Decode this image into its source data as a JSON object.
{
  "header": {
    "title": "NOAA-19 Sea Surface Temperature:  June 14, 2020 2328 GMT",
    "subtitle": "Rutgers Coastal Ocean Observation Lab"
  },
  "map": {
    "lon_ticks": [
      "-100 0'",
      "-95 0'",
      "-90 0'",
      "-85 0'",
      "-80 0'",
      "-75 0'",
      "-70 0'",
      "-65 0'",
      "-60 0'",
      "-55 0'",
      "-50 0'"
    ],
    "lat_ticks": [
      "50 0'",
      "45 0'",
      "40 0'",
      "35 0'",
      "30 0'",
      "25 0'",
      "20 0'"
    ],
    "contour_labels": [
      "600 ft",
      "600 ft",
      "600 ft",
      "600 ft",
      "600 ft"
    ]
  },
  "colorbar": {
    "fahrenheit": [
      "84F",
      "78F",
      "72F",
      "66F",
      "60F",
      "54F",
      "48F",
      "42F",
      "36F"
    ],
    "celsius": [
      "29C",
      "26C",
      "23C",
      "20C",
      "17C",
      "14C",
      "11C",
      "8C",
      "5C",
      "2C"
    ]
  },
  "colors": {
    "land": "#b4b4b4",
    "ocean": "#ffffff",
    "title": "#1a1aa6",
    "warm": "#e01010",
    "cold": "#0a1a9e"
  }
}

#### [DIRECTION]
Your task is to transcribe the listing above in full, exactly as given.

#### [THE COMPLETED TASK]
Decode this image into its source data as a JSON object.
{
  "header": {
    "title": "NOAA-19 Sea Surface Temperature:  June 14, 2020 2328 GMT",
    "subtitle": "Rutgers Coastal Ocean Observation Lab"
  },
  "map": {
    "lon_ticks": [
      "-100 0'",
      "-95 0'",
      "-90 0'",
      "-85 0'",
      "-80 0'",
      "-75 0'",
      "-70 0'",
      "-65 0'",
      "-60 0'",
      "-55 0'",
      "-50 0'"
    ],
    "lat_ticks": [
      "50 0'",
      "45 0'",
      "40 0'",
      "35 0'",
      "30 0'",
      "25 0'",
      "20 0'"
    ],
    "contour_labels": [
      "600 ft",
      "600 ft",
      "600 ft",
      "600 ft",
      "600 ft"
    ]
  },
  "colorbar": {
    "fahrenheit": [
      "84F",
      "78F",
      "72F",
      "66F",
      "60F",
      "54F",
      "48F",
      "42F",
      "36F"
    ],
    "celsius": [
      "29C",
      "26C",
      "23C",
      "20C",
      "17C",
      "14C",
      "11C",
      "8C",
      "5C",
      "2C"
    ]
  },
  "colors": {
    "land": "#b4b4b4",
    "ocean": "#ffffff",
    "title": "#1a1aa6",
    "warm": "#e01010",
    "cold": "#0a1a9e"
  }
}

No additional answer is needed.